── LISTED ENTRIES ──

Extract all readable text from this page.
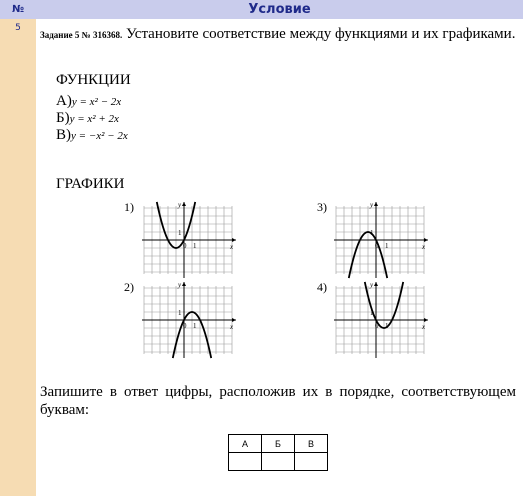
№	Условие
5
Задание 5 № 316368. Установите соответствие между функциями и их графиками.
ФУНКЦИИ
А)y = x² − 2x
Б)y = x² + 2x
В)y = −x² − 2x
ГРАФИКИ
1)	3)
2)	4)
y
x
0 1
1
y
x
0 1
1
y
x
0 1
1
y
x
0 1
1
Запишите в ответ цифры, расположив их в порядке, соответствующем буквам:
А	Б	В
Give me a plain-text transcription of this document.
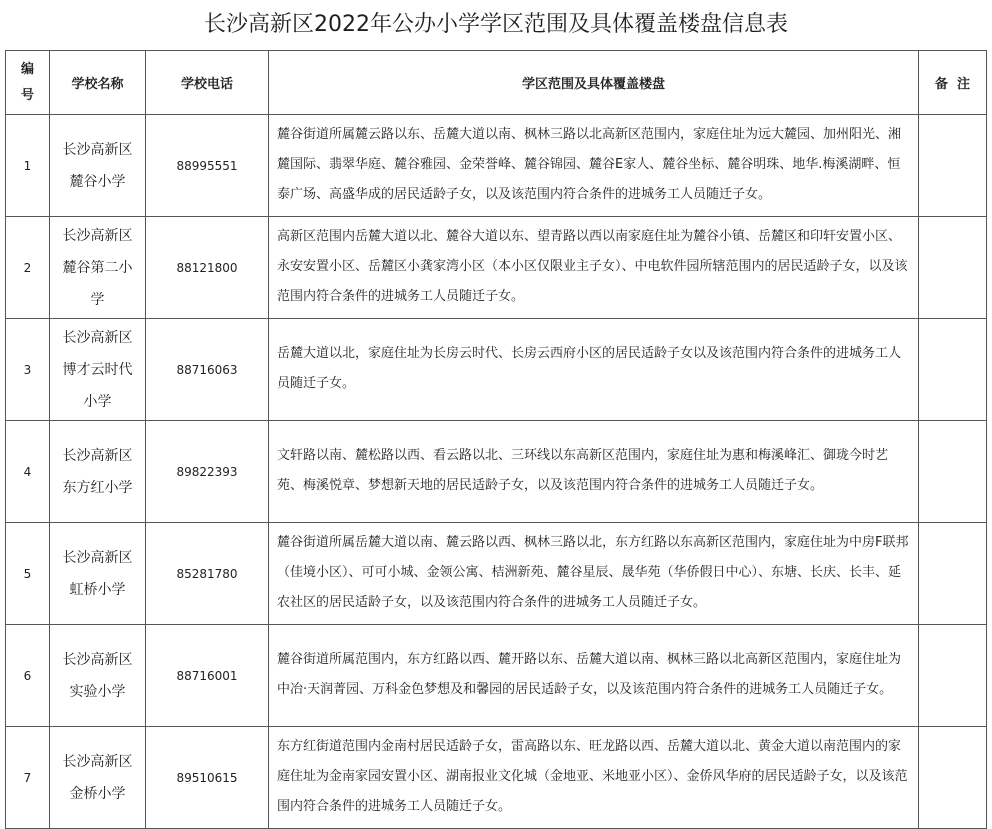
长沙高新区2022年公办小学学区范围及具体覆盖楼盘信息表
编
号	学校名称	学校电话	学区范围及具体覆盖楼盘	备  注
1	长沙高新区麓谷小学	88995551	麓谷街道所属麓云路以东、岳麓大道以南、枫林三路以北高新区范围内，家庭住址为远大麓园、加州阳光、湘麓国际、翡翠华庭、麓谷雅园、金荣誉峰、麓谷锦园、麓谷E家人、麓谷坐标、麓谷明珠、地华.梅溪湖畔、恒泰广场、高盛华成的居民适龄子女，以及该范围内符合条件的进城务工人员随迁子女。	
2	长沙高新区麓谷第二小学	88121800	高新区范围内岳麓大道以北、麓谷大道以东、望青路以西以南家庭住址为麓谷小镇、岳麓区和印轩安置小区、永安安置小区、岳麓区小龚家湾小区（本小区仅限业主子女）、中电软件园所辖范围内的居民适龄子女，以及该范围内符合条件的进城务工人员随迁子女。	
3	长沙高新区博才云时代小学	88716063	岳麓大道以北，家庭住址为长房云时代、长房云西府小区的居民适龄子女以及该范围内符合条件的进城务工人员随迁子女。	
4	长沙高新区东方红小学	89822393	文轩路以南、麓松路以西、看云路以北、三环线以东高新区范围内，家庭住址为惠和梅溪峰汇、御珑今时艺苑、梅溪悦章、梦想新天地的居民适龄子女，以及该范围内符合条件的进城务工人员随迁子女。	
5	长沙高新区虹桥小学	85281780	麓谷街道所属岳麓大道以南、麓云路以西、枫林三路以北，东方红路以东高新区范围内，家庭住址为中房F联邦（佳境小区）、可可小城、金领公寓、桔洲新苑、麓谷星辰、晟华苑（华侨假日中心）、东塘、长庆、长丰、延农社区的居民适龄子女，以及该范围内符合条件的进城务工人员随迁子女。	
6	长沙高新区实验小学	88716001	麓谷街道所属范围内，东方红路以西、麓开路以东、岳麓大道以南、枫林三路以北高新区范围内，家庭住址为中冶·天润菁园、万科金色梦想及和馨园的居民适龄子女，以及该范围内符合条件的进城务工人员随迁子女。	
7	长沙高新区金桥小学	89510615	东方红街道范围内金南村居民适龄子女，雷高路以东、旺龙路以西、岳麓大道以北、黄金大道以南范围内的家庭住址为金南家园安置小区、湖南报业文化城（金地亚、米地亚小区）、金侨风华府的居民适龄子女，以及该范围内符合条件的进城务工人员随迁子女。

───

- **WHAT THE EXERCISE ASKS**
Search the listing for the word "text". Copy every line in which it occurs.

- **RESPONSE TO THE TASK**
Extract all readable text from this page.
Give me a plain-text transcription of this document.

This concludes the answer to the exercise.